> _WHAT YOU WILL DO_
Your task is to print all of the material verbatim.

**** PROVIDED RECORDS

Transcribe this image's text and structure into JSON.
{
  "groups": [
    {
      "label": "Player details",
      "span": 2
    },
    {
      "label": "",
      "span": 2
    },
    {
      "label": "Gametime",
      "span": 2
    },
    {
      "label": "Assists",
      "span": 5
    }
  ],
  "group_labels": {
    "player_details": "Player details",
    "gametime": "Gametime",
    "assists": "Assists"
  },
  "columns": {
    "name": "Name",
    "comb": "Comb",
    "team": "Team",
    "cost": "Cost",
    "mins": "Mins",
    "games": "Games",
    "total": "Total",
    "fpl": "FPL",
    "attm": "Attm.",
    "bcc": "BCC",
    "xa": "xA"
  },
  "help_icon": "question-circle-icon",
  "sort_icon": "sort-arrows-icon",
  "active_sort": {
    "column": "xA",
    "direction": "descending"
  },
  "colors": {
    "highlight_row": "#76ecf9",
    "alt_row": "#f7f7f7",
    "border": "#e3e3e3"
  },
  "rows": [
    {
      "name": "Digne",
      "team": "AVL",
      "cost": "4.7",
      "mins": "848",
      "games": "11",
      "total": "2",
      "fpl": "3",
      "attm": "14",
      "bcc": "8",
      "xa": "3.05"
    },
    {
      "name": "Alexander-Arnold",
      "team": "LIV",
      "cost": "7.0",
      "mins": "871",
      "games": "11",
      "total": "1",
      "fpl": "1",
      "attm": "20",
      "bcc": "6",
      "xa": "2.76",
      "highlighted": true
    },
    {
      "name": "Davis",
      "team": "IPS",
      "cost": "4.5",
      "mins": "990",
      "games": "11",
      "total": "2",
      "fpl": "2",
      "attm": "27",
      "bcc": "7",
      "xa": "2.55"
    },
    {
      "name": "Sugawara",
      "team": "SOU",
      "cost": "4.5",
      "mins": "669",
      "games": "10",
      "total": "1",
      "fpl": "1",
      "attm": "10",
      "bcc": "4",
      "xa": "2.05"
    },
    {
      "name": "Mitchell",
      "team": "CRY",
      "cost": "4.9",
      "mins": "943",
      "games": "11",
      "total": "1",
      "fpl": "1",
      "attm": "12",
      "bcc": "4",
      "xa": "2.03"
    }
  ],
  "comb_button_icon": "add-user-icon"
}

********

> _TASK RESPONSE_
Transcribe this image's text and structure into JSON.
{
  "groups": [
    {
      "label": "Player details",
      "span": 2
    },
    {
      "label": "",
      "span": 2
    },
    {
      "label": "Gametime",
      "span": 2
    },
    {
      "label": "Assists",
      "span": 5
    }
  ],
  "group_labels": {
    "player_details": "Player details",
    "gametime": "Gametime",
    "assists": "Assists"
  },
  "columns": {
    "name": "Name",
    "comb": "Comb",
    "team": "Team",
    "cost": "Cost",
    "mins": "Mins",
    "games": "Games",
    "total": "Total",
    "fpl": "FPL",
    "attm": "Attm.",
    "bcc": "BCC",
    "xa": "xA"
  },
  "help_icon": "question-circle-icon",
  "sort_icon": "sort-arrows-icon",
  "active_sort": {
    "column": "xA",
    "direction": "descending"
  },
  "colors": {
    "highlight_row": "#76ecf9",
    "alt_row": "#f7f7f7",
    "border": "#e3e3e3"
  },
  "rows": [
    {
      "name": "Digne",
      "team": "AVL",
      "cost": "4.7",
      "mins": "848",
      "games": "11",
      "total": "2",
      "fpl": "3",
      "attm": "14",
      "bcc": "8",
      "xa": "3.05"
    },
    {
      "name": "Alexander-Arnold",
      "team": "LIV",
      "cost": "7.0",
      "mins": "871",
      "games": "11",
      "total": "1",
      "fpl": "1",
      "attm": "20",
      "bcc": "6",
      "xa": "2.76",
      "highlighted": true
    },
    {
      "name": "Davis",
      "team": "IPS",
      "cost": "4.5",
      "mins": "990",
      "games": "11",
      "total": "2",
      "fpl": "2",
      "attm": "27",
      "bcc": "7",
      "xa": "2.55"
    },
    {
      "name": "Sugawara",
      "team": "SOU",
      "cost": "4.5",
      "mins": "669",
      "games": "10",
      "total": "1",
      "fpl": "1",
      "attm": "10",
      "bcc": "4",
      "xa": "2.05"
    },
    {
      "name": "Mitchell",
      "team": "CRY",
      "cost": "4.9",
      "mins": "943",
      "games": "11",
      "total": "1",
      "fpl": "1",
      "attm": "12",
      "bcc": "4",
      "xa": "2.03"
    }
  ],
  "comb_button_icon": "add-user-icon"
}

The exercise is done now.